_A block of data_:
════
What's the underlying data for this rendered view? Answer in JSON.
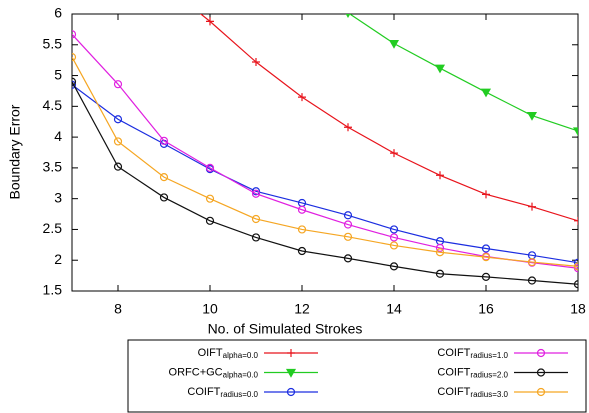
{
  "chart_data": {
    "type": "line",
    "x_label": "No. of Simulated Strokes",
    "y_label": "Boundary Error",
    "x": [
      7,
      8,
      9,
      10,
      11,
      12,
      13,
      14,
      15,
      16,
      17,
      18
    ],
    "xlim": [
      7,
      18
    ],
    "xticks": [
      8,
      10,
      12,
      14,
      16,
      18
    ],
    "ylim": [
      1.5,
      6
    ],
    "yticks": [
      1.5,
      2,
      2.5,
      3,
      3.5,
      4,
      4.5,
      5,
      5.5,
      6
    ],
    "series": [
      {
        "name": "OIFT",
        "subscript": "alpha=0.0",
        "color": "#e8141c",
        "marker": "plus",
        "values": [
          null,
          null,
          6.48,
          5.88,
          5.22,
          4.65,
          4.16,
          3.74,
          3.38,
          3.07,
          2.87,
          2.64
        ]
      },
      {
        "name": "ORFC+GC",
        "subscript": "alpha=0.0",
        "color": "#22cc22",
        "marker": "triangle-down",
        "values": [
          null,
          null,
          null,
          null,
          null,
          null,
          6.02,
          5.52,
          5.12,
          4.73,
          4.35,
          4.1
        ]
      },
      {
        "name": "COIFT",
        "subscript": "radius=0.0",
        "color": "#1c2ee0",
        "marker": "circle",
        "values": [
          4.85,
          4.29,
          3.89,
          3.48,
          3.12,
          2.93,
          2.73,
          2.5,
          2.31,
          2.19,
          2.08,
          1.96
        ]
      },
      {
        "name": "COIFT",
        "subscript": "radius=1.0",
        "color": "#e020e0",
        "marker": "circle",
        "values": [
          5.67,
          4.86,
          3.94,
          3.5,
          3.08,
          2.82,
          2.58,
          2.37,
          2.2,
          2.06,
          1.96,
          1.87
        ]
      },
      {
        "name": "COIFT",
        "subscript": "radius=2.0",
        "color": "#111111",
        "marker": "circle",
        "values": [
          4.9,
          3.52,
          3.02,
          2.64,
          2.37,
          2.15,
          2.03,
          1.9,
          1.78,
          1.73,
          1.67,
          1.61
        ]
      },
      {
        "name": "COIFT",
        "subscript": "radius=3.0",
        "color": "#f5a623",
        "marker": "circle",
        "values": [
          5.3,
          3.93,
          3.35,
          3.0,
          2.67,
          2.5,
          2.38,
          2.24,
          2.13,
          2.05,
          1.97,
          1.9
        ]
      }
    ]
  }
}
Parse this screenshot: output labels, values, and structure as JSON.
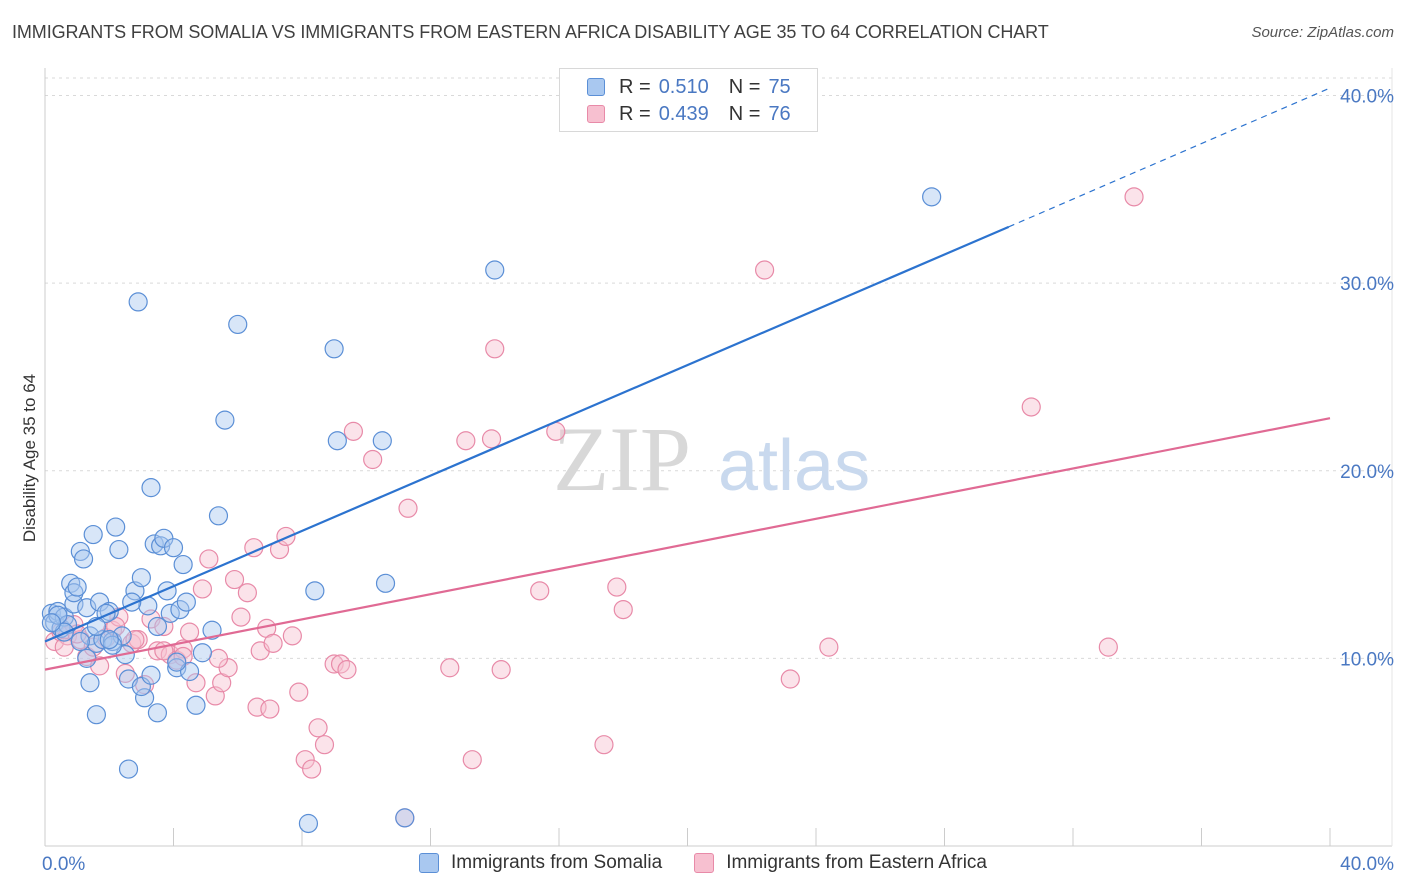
{
  "title": "IMMIGRANTS FROM SOMALIA VS IMMIGRANTS FROM EASTERN AFRICA DISABILITY AGE 35 TO 64 CORRELATION CHART",
  "source": "Source: ZipAtlas.com",
  "legend": {
    "rows": [
      {
        "r_label": "R =",
        "r_value": "0.510",
        "n_label": "N =",
        "n_value": "75"
      },
      {
        "r_label": "R =",
        "r_value": "0.439",
        "n_label": "N =",
        "n_value": "76"
      }
    ]
  },
  "bottom_legend": {
    "somalia": "Immigrants from Somalia",
    "eastern_africa": "Immigrants from Eastern Africa"
  },
  "watermark": "ZIPatlas",
  "colors": {
    "somalia_fill": "#a9c8f0",
    "somalia_stroke": "#5b8fd6",
    "somalia_line": "#2c73cf",
    "eastern_fill": "#f7c0d0",
    "eastern_stroke": "#e88aa8",
    "eastern_line": "#e06a94",
    "axis_label": "#4a78c2",
    "grid": "#d9d9d9"
  },
  "chart_data": {
    "type": "scatter",
    "title": "IMMIGRANTS FROM SOMALIA VS IMMIGRANTS FROM EASTERN AFRICA DISABILITY AGE 35 TO 64 CORRELATION CHART",
    "xlabel": "",
    "ylabel": "Disability Age 35 to 64",
    "xlim": [
      0,
      40
    ],
    "ylim": [
      0,
      42
    ],
    "x_tick_labels": [
      "0.0%",
      "40.0%"
    ],
    "y_ticks": [
      10,
      20,
      30,
      40
    ],
    "y_tick_labels": [
      "10.0%",
      "20.0%",
      "30.0%",
      "40.0%"
    ],
    "grid": true,
    "legend_position": "top-center",
    "series": [
      {
        "name": "Immigrants from Somalia",
        "R": 0.51,
        "N": 75,
        "trend": {
          "x0": 0,
          "y0": 10.9,
          "x1": 30,
          "y1": 33.0,
          "dashed_to_x": 40,
          "dashed_to_y": 40.4
        },
        "points": [
          [
            0.2,
            12.4
          ],
          [
            0.3,
            11.9
          ],
          [
            0.4,
            12.5
          ],
          [
            0.5,
            11.6
          ],
          [
            0.6,
            12.2
          ],
          [
            0.7,
            11.8
          ],
          [
            0.8,
            14.0
          ],
          [
            0.9,
            12.9
          ],
          [
            0.9,
            13.5
          ],
          [
            1.0,
            13.8
          ],
          [
            1.1,
            15.7
          ],
          [
            1.2,
            15.3
          ],
          [
            1.3,
            12.7
          ],
          [
            1.4,
            11.2
          ],
          [
            1.5,
            16.6
          ],
          [
            1.6,
            10.8
          ],
          [
            1.7,
            13.0
          ],
          [
            1.8,
            11.0
          ],
          [
            2.0,
            12.5
          ],
          [
            2.1,
            10.9
          ],
          [
            2.2,
            17.0
          ],
          [
            2.3,
            15.8
          ],
          [
            2.4,
            11.2
          ],
          [
            2.5,
            10.2
          ],
          [
            2.6,
            8.9
          ],
          [
            2.8,
            13.6
          ],
          [
            2.9,
            29.0
          ],
          [
            3.0,
            14.3
          ],
          [
            3.1,
            7.9
          ],
          [
            3.2,
            12.8
          ],
          [
            3.3,
            19.1
          ],
          [
            3.4,
            16.1
          ],
          [
            3.5,
            11.7
          ],
          [
            3.6,
            16.0
          ],
          [
            3.7,
            16.4
          ],
          [
            3.8,
            13.6
          ],
          [
            3.9,
            12.4
          ],
          [
            4.0,
            15.9
          ],
          [
            4.1,
            9.5
          ],
          [
            4.2,
            12.6
          ],
          [
            4.3,
            15.0
          ],
          [
            4.4,
            13.0
          ],
          [
            4.5,
            9.3
          ],
          [
            4.7,
            7.5
          ],
          [
            4.9,
            10.3
          ],
          [
            5.2,
            11.5
          ],
          [
            5.4,
            17.6
          ],
          [
            5.6,
            22.7
          ],
          [
            6.0,
            27.8
          ],
          [
            8.2,
            1.2
          ],
          [
            8.4,
            13.6
          ],
          [
            9.0,
            26.5
          ],
          [
            9.1,
            21.6
          ],
          [
            10.5,
            21.6
          ],
          [
            10.6,
            14.0
          ],
          [
            11.2,
            1.5
          ],
          [
            14.0,
            30.7
          ],
          [
            27.6,
            34.6
          ],
          [
            1.6,
            7.0
          ],
          [
            2.6,
            4.1
          ],
          [
            3.5,
            7.1
          ],
          [
            2.1,
            10.7
          ],
          [
            1.4,
            8.7
          ],
          [
            0.6,
            11.4
          ],
          [
            1.1,
            10.9
          ],
          [
            1.9,
            12.4
          ],
          [
            3.0,
            8.5
          ],
          [
            4.1,
            9.8
          ],
          [
            2.7,
            13.0
          ],
          [
            0.4,
            12.3
          ],
          [
            1.3,
            10.0
          ],
          [
            2.0,
            11.0
          ],
          [
            3.3,
            9.1
          ],
          [
            0.2,
            11.9
          ],
          [
            1.6,
            11.7
          ]
        ]
      },
      {
        "name": "Immigrants from Eastern Africa",
        "R": 0.439,
        "N": 76,
        "trend": {
          "x0": 0,
          "y0": 9.4,
          "x1": 40,
          "y1": 22.8
        },
        "points": [
          [
            0.3,
            10.9
          ],
          [
            0.5,
            11.4
          ],
          [
            0.7,
            11.2
          ],
          [
            0.9,
            11.8
          ],
          [
            1.1,
            11.0
          ],
          [
            1.3,
            10.1
          ],
          [
            1.5,
            10.6
          ],
          [
            1.7,
            9.6
          ],
          [
            1.9,
            11.1
          ],
          [
            2.1,
            11.5
          ],
          [
            2.3,
            12.2
          ],
          [
            2.5,
            9.2
          ],
          [
            2.7,
            10.8
          ],
          [
            2.9,
            11.0
          ],
          [
            3.1,
            8.6
          ],
          [
            3.3,
            12.1
          ],
          [
            3.5,
            10.4
          ],
          [
            3.7,
            11.7
          ],
          [
            3.9,
            10.2
          ],
          [
            4.1,
            9.9
          ],
          [
            4.3,
            10.5
          ],
          [
            4.5,
            11.4
          ],
          [
            4.7,
            8.7
          ],
          [
            4.9,
            13.7
          ],
          [
            5.1,
            15.3
          ],
          [
            5.3,
            8.0
          ],
          [
            5.5,
            8.7
          ],
          [
            5.7,
            9.5
          ],
          [
            5.9,
            14.2
          ],
          [
            6.1,
            12.2
          ],
          [
            6.3,
            13.5
          ],
          [
            6.5,
            15.9
          ],
          [
            6.7,
            10.4
          ],
          [
            6.9,
            11.6
          ],
          [
            7.1,
            10.8
          ],
          [
            7.3,
            15.8
          ],
          [
            7.5,
            16.5
          ],
          [
            7.7,
            11.2
          ],
          [
            7.9,
            8.2
          ],
          [
            8.1,
            4.6
          ],
          [
            8.3,
            4.1
          ],
          [
            8.5,
            6.3
          ],
          [
            8.7,
            5.4
          ],
          [
            9.0,
            9.7
          ],
          [
            9.2,
            9.7
          ],
          [
            9.4,
            9.4
          ],
          [
            9.6,
            22.1
          ],
          [
            10.2,
            20.6
          ],
          [
            11.2,
            1.5
          ],
          [
            11.3,
            18.0
          ],
          [
            12.6,
            9.5
          ],
          [
            13.1,
            21.6
          ],
          [
            13.9,
            21.7
          ],
          [
            14.0,
            26.5
          ],
          [
            14.2,
            9.4
          ],
          [
            15.4,
            13.6
          ],
          [
            15.9,
            22.1
          ],
          [
            17.4,
            5.4
          ],
          [
            17.8,
            13.8
          ],
          [
            18.0,
            12.6
          ],
          [
            22.4,
            30.7
          ],
          [
            23.2,
            8.9
          ],
          [
            24.4,
            10.6
          ],
          [
            30.7,
            23.4
          ],
          [
            33.1,
            10.6
          ],
          [
            33.9,
            34.6
          ],
          [
            13.3,
            4.6
          ],
          [
            6.6,
            7.4
          ],
          [
            7.0,
            7.3
          ],
          [
            4.3,
            10.1
          ],
          [
            2.2,
            11.7
          ],
          [
            1.0,
            11.3
          ],
          [
            3.7,
            10.4
          ],
          [
            5.4,
            10.0
          ],
          [
            2.8,
            11.0
          ],
          [
            0.6,
            10.6
          ]
        ]
      }
    ]
  }
}
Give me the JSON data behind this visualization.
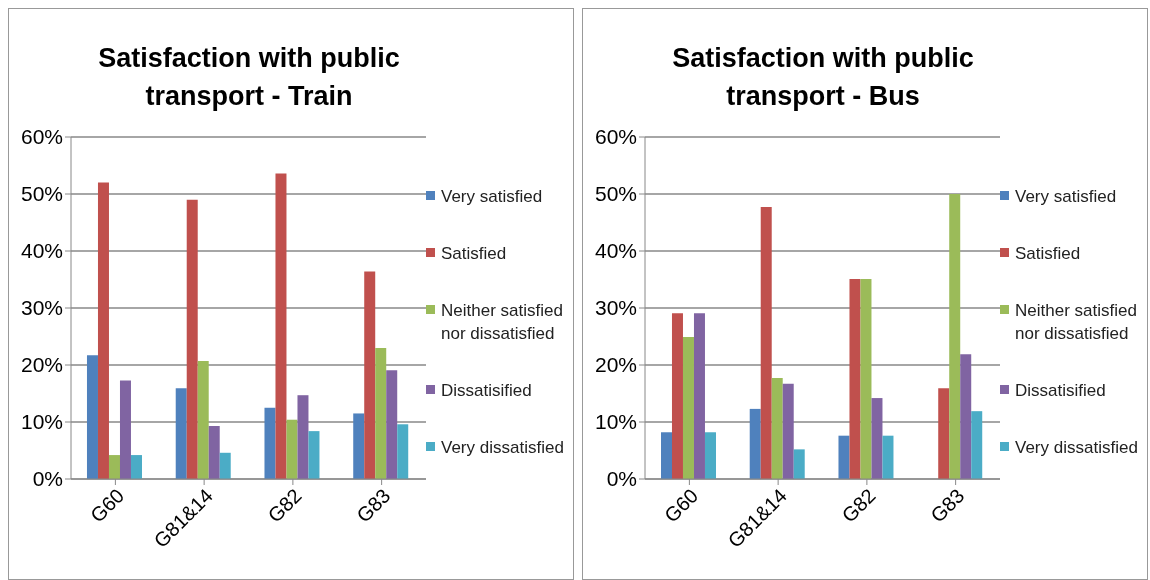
{
  "chart_data": [
    {
      "type": "bar",
      "title": "Satisfaction with public transport - Train",
      "categories": [
        "G60",
        "G81&14",
        "G82",
        "G83"
      ],
      "series": [
        {
          "name": "Very satisfied",
          "color": "#4f81bd",
          "values": [
            21.7,
            15.9,
            12.5,
            11.5
          ]
        },
        {
          "name": "Satisfied",
          "color": "#c0504d",
          "values": [
            52.0,
            49.0,
            53.6,
            36.4
          ]
        },
        {
          "name": "Neither satisfied nor dissatisfied",
          "color": "#9bbb59",
          "values": [
            4.2,
            20.7,
            10.4,
            23.0
          ]
        },
        {
          "name": "Dissatisified",
          "color": "#8064a2",
          "values": [
            17.3,
            9.3,
            14.7,
            19.1
          ]
        },
        {
          "name": "Very dissatisfied",
          "color": "#4bacc6",
          "values": [
            4.2,
            4.6,
            8.4,
            9.6
          ]
        }
      ],
      "ylim": [
        0,
        60
      ],
      "yticks": [
        {
          "value": 0,
          "label": "0%"
        },
        {
          "value": 10,
          "label": "10%"
        },
        {
          "value": 20,
          "label": "20%"
        },
        {
          "value": 30,
          "label": "30%"
        },
        {
          "value": 40,
          "label": "40%"
        },
        {
          "value": 50,
          "label": "50%"
        },
        {
          "value": 60,
          "label": "60%"
        }
      ],
      "grid": "y",
      "legend": "right"
    },
    {
      "type": "bar",
      "title": "Satisfaction with public transport - Bus",
      "categories": [
        "G60",
        "G81&14",
        "G82",
        "G83"
      ],
      "series": [
        {
          "name": "Very satisfied",
          "color": "#4f81bd",
          "values": [
            8.2,
            12.3,
            7.6,
            0
          ]
        },
        {
          "name": "Satisfied",
          "color": "#c0504d",
          "values": [
            29.1,
            47.7,
            35.1,
            15.9
          ]
        },
        {
          "name": "Neither satisfied nor dissatisfied",
          "color": "#9bbb59",
          "values": [
            24.9,
            17.7,
            35.1,
            50
          ]
        },
        {
          "name": "Dissatisified",
          "color": "#8064a2",
          "values": [
            29.1,
            16.7,
            14.2,
            21.9
          ]
        },
        {
          "name": "Very dissatisfied",
          "color": "#4bacc6",
          "values": [
            8.2,
            5.2,
            7.6,
            11.9
          ]
        }
      ],
      "ylim": [
        0,
        60
      ],
      "yticks": [
        {
          "value": 0,
          "label": "0%"
        },
        {
          "value": 10,
          "label": "10%"
        },
        {
          "value": 20,
          "label": "20%"
        },
        {
          "value": 30,
          "label": "30%"
        },
        {
          "value": 40,
          "label": "40%"
        },
        {
          "value": 50,
          "label": "50%"
        },
        {
          "value": 60,
          "label": "60%"
        }
      ],
      "grid": "y",
      "legend": "right"
    }
  ]
}
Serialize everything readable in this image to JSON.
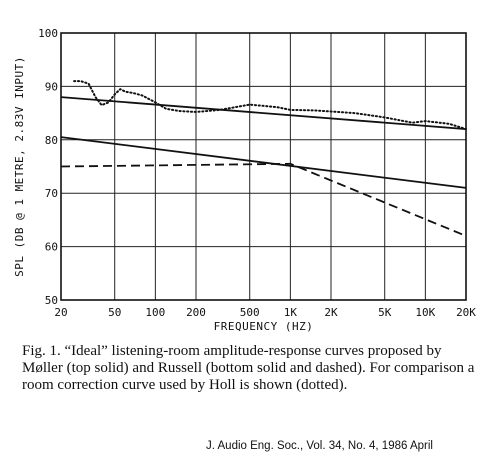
{
  "chart_data": {
    "type": "line",
    "xlabel": "FREQUENCY (HZ)",
    "ylabel": "SPL (DB @ 1 METRE, 2.83V INPUT)",
    "x_scale": "log",
    "xlim": [
      20,
      20000
    ],
    "ylim": [
      50,
      100
    ],
    "x_ticks": [
      20,
      50,
      100,
      200,
      500,
      1000,
      2000,
      5000,
      10000,
      20000
    ],
    "x_tick_labels": [
      "20",
      "50",
      "100",
      "200",
      "500",
      "1K",
      "2K",
      "5K",
      "10K",
      "20K"
    ],
    "y_ticks": [
      50,
      60,
      70,
      80,
      90,
      100
    ],
    "y_tick_labels": [
      "50",
      "60",
      "70",
      "80",
      "90",
      "100"
    ],
    "grid": true,
    "series": [
      {
        "style": "solid",
        "x": [
          20,
          20000
        ],
        "y": [
          88,
          82
        ]
      },
      {
        "style": "solid",
        "x": [
          20,
          20000
        ],
        "y": [
          80.5,
          71
        ]
      },
      {
        "style": "dashed",
        "x": [
          20,
          1000,
          20000
        ],
        "y": [
          75,
          75.5,
          62
        ]
      },
      {
        "style": "dotted",
        "x": [
          25,
          28,
          32,
          36,
          40,
          45,
          50,
          55,
          60,
          70,
          80,
          100,
          120,
          150,
          200,
          300,
          500,
          800,
          1000,
          1500,
          2000,
          3000,
          5000,
          8000,
          10000,
          15000,
          20000
        ],
        "y": [
          91,
          91,
          90.5,
          88,
          86.5,
          87,
          88.5,
          89.5,
          89,
          88.7,
          88.3,
          87,
          85.8,
          85.4,
          85.2,
          85.6,
          86.6,
          86.1,
          85.6,
          85.5,
          85.3,
          85,
          84.2,
          83.2,
          83.5,
          83,
          82
        ]
      }
    ]
  },
  "caption": {
    "text": "Fig. 1. “Ideal” listening-room amplitude-response curves proposed by Møller (top solid) and Russell (bottom solid and dashed). For comparison a room correction curve used by Holl is shown (dotted)."
  },
  "source": {
    "text": "J. Audio Eng. Soc., Vol. 34, No. 4, 1986 April"
  }
}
════
_Exercise brief_:
Search the entries for the word "text" and gather every line where it appears.

_Solution to this task_:
    "text": "Fig. 1. “Ideal” listening-room amplitude-response curves proposed by Møller (top solid) and Russell (bottom solid and dashed). For comparison a room correction curve used by Holl is shown (dotted)."
    "text": "J. Audio Eng. Soc., Vol. 34, No. 4, 1986 April"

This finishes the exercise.